§ What is expected: Would you return the complete listing below word for word?

§ Supplied data:

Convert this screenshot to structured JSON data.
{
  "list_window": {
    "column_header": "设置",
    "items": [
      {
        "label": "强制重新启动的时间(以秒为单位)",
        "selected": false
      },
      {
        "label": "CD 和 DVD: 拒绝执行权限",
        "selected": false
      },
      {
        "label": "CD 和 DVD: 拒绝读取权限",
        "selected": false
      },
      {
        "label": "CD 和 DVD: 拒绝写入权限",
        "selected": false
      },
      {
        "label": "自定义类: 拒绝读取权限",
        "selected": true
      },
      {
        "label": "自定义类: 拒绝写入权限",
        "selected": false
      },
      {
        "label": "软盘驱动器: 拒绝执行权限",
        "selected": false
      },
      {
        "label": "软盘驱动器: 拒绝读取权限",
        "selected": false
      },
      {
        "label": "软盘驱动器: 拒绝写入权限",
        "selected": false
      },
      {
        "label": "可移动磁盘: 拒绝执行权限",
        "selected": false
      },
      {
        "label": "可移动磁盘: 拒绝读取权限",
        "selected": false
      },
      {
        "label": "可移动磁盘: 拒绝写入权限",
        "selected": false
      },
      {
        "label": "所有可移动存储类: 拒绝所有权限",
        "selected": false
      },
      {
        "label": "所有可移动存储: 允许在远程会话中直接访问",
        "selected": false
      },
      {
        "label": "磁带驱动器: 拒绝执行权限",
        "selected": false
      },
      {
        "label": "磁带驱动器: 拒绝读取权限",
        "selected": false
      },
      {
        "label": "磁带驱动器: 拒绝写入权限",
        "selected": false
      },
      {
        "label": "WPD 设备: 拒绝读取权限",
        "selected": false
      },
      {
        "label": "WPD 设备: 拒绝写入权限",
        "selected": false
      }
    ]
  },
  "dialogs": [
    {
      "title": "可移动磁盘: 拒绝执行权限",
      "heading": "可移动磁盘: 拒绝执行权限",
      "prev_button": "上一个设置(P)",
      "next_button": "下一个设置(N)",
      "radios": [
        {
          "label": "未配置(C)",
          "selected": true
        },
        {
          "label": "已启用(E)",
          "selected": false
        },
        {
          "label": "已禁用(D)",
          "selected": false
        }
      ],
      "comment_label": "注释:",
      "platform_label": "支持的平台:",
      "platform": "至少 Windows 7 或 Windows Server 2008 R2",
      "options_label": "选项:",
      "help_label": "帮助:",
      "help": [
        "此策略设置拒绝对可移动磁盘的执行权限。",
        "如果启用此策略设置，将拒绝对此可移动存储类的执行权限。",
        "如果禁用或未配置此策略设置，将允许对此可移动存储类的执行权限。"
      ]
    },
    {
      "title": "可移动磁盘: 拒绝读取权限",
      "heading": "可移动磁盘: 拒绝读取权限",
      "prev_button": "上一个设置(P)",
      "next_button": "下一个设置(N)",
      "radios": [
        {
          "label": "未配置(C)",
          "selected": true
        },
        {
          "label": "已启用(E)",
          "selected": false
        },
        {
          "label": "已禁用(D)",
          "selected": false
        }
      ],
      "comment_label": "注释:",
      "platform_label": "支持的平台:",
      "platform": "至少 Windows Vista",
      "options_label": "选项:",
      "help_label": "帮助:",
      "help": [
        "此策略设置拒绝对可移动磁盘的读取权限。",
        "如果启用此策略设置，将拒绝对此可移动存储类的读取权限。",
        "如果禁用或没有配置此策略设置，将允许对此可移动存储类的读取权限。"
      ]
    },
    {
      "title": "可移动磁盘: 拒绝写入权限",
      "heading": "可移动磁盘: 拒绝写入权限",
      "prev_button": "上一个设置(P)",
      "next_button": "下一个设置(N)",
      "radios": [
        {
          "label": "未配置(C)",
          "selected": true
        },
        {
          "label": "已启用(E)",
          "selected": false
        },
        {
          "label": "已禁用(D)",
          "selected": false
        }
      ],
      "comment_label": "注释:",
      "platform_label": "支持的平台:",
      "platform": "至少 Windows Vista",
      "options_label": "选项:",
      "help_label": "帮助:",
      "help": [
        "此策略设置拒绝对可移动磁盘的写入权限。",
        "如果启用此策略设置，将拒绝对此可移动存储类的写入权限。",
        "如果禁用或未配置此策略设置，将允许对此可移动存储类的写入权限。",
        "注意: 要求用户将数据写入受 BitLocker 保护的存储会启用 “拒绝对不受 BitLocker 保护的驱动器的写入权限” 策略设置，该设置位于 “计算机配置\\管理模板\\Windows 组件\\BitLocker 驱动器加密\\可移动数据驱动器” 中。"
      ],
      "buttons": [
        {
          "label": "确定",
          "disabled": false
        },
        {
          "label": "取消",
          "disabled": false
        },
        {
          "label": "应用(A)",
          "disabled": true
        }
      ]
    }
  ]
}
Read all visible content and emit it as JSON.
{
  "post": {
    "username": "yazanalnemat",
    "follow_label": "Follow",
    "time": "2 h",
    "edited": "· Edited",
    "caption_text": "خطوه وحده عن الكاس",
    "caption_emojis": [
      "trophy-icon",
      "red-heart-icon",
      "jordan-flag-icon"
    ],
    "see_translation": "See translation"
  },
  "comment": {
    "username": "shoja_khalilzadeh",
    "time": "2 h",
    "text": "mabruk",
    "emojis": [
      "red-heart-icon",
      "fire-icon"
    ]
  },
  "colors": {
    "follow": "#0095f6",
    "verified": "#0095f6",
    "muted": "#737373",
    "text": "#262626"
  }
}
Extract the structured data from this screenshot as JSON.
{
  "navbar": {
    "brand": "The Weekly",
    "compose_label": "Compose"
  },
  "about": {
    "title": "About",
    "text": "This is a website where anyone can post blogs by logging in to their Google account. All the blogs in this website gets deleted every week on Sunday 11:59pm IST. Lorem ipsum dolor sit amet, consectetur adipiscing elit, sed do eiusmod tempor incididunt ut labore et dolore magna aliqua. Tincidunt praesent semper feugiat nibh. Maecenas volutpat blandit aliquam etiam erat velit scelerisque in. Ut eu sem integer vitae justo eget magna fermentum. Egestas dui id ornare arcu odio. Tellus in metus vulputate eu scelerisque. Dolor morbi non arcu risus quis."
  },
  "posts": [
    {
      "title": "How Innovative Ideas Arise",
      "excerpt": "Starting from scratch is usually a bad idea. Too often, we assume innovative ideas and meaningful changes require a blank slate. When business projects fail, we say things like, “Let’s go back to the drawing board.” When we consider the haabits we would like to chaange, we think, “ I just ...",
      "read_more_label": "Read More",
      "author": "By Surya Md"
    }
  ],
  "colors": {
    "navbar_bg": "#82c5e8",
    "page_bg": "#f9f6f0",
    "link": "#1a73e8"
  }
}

§ Answer to this problem:
Convert this screenshot to structured JSON data.
{
  "list_window": {
    "column_header": "设置",
    "items": [
      {
        "label": "强制重新启动的时间(以秒为单位)",
        "selected": false
      },
      {
        "label": "CD 和 DVD: 拒绝执行权限",
        "selected": false
      },
      {
        "label": "CD 和 DVD: 拒绝读取权限",
        "selected": false
      },
      {
        "label": "CD 和 DVD: 拒绝写入权限",
        "selected": false
      },
      {
        "label": "自定义类: 拒绝读取权限",
        "selected": true
      },
      {
        "label": "自定义类: 拒绝写入权限",
        "selected": false
      },
      {
        "label": "软盘驱动器: 拒绝执行权限",
        "selected": false
      },
      {
        "label": "软盘驱动器: 拒绝读取权限",
        "selected": false
      },
      {
        "label": "软盘驱动器: 拒绝写入权限",
        "selected": false
      },
      {
        "label": "可移动磁盘: 拒绝执行权限",
        "selected": false
      },
      {
        "label": "可移动磁盘: 拒绝读取权限",
        "selected": false
      },
      {
        "label": "可移动磁盘: 拒绝写入权限",
        "selected": false
      },
      {
        "label": "所有可移动存储类: 拒绝所有权限",
        "selected": false
      },
      {
        "label": "所有可移动存储: 允许在远程会话中直接访问",
        "selected": false
      },
      {
        "label": "磁带驱动器: 拒绝执行权限",
        "selected": false
      },
      {
        "label": "磁带驱动器: 拒绝读取权限",
        "selected": false
      },
      {
        "label": "磁带驱动器: 拒绝写入权限",
        "selected": false
      },
      {
        "label": "WPD 设备: 拒绝读取权限",
        "selected": false
      },
      {
        "label": "WPD 设备: 拒绝写入权限",
        "selected": false
      }
    ]
  },
  "dialogs": [
    {
      "title": "可移动磁盘: 拒绝执行权限",
      "heading": "可移动磁盘: 拒绝执行权限",
      "prev_button": "上一个设置(P)",
      "next_button": "下一个设置(N)",
      "radios": [
        {
          "label": "未配置(C)",
          "selected": true
        },
        {
          "label": "已启用(E)",
          "selected": false
        },
        {
          "label": "已禁用(D)",
          "selected": false
        }
      ],
      "comment_label": "注释:",
      "platform_label": "支持的平台:",
      "platform": "至少 Windows 7 或 Windows Server 2008 R2",
      "options_label": "选项:",
      "help_label": "帮助:",
      "help": [
        "此策略设置拒绝对可移动磁盘的执行权限。",
        "如果启用此策略设置，将拒绝对此可移动存储类的执行权限。",
        "如果禁用或未配置此策略设置，将允许对此可移动存储类的执行权限。"
      ]
    },
    {
      "title": "可移动磁盘: 拒绝读取权限",
      "heading": "可移动磁盘: 拒绝读取权限",
      "prev_button": "上一个设置(P)",
      "next_button": "下一个设置(N)",
      "radios": [
        {
          "label": "未配置(C)",
          "selected": true
        },
        {
          "label": "已启用(E)",
          "selected": false
        },
        {
          "label": "已禁用(D)",
          "selected": false
        }
      ],
      "comment_label": "注释:",
      "platform_label": "支持的平台:",
      "platform": "至少 Windows Vista",
      "options_label": "选项:",
      "help_label": "帮助:",
      "help": [
        "此策略设置拒绝对可移动磁盘的读取权限。",
        "如果启用此策略设置，将拒绝对此可移动存储类的读取权限。",
        "如果禁用或没有配置此策略设置，将允许对此可移动存储类的读取权限。"
      ]
    },
    {
      "title": "可移动磁盘: 拒绝写入权限",
      "heading": "可移动磁盘: 拒绝写入权限",
      "prev_button": "上一个设置(P)",
      "next_button": "下一个设置(N)",
      "radios": [
        {
          "label": "未配置(C)",
          "selected": true
        },
        {
          "label": "已启用(E)",
          "selected": false
        },
        {
          "label": "已禁用(D)",
          "selected": false
        }
      ],
      "comment_label": "注释:",
      "platform_label": "支持的平台:",
      "platform": "至少 Windows Vista",
      "options_label": "选项:",
      "help_label": "帮助:",
      "help": [
        "此策略设置拒绝对可移动磁盘的写入权限。",
        "如果启用此策略设置，将拒绝对此可移动存储类的写入权限。",
        "如果禁用或未配置此策略设置，将允许对此可移动存储类的写入权限。",
        "注意: 要求用户将数据写入受 BitLocker 保护的存储会启用 “拒绝对不受 BitLocker 保护的驱动器的写入权限” 策略设置，该设置位于 “计算机配置\\管理模板\\Windows 组件\\BitLocker 驱动器加密\\可移动数据驱动器” 中。"
      ],
      "buttons": [
        {
          "label": "确定",
          "disabled": false
        },
        {
          "label": "取消",
          "disabled": false
        },
        {
          "label": "应用(A)",
          "disabled": true
        }
      ]
    }
  ]
}
Read all visible content and emit it as JSON.
{
  "post": {
    "username": "yazanalnemat",
    "follow_label": "Follow",
    "time": "2 h",
    "edited": "· Edited",
    "caption_text": "خطوه وحده عن الكاس",
    "caption_emojis": [
      "trophy-icon",
      "red-heart-icon",
      "jordan-flag-icon"
    ],
    "see_translation": "See translation"
  },
  "comment": {
    "username": "shoja_khalilzadeh",
    "time": "2 h",
    "text": "mabruk",
    "emojis": [
      "red-heart-icon",
      "fire-icon"
    ]
  },
  "colors": {
    "follow": "#0095f6",
    "verified": "#0095f6",
    "muted": "#737373",
    "text": "#262626"
  }
}
Extract the structured data from this screenshot as JSON.
{
  "navbar": {
    "brand": "The Weekly",
    "compose_label": "Compose"
  },
  "about": {
    "title": "About",
    "text": "This is a website where anyone can post blogs by logging in to their Google account. All the blogs in this website gets deleted every week on Sunday 11:59pm IST. Lorem ipsum dolor sit amet, consectetur adipiscing elit, sed do eiusmod tempor incididunt ut labore et dolore magna aliqua. Tincidunt praesent semper feugiat nibh. Maecenas volutpat blandit aliquam etiam erat velit scelerisque in. Ut eu sem integer vitae justo eget magna fermentum. Egestas dui id ornare arcu odio. Tellus in metus vulputate eu scelerisque. Dolor morbi non arcu risus quis."
  },
  "posts": [
    {
      "title": "How Innovative Ideas Arise",
      "excerpt": "Starting from scratch is usually a bad idea. Too often, we assume innovative ideas and meaningful changes require a blank slate. When business projects fail, we say things like, “Let’s go back to the drawing board.” When we consider the haabits we would like to chaange, we think, “ I just ...",
      "read_more_label": "Read More",
      "author": "By Surya Md"
    }
  ],
  "colors": {
    "navbar_bg": "#82c5e8",
    "page_bg": "#f9f6f0",
    "link": "#1a73e8"
  }
}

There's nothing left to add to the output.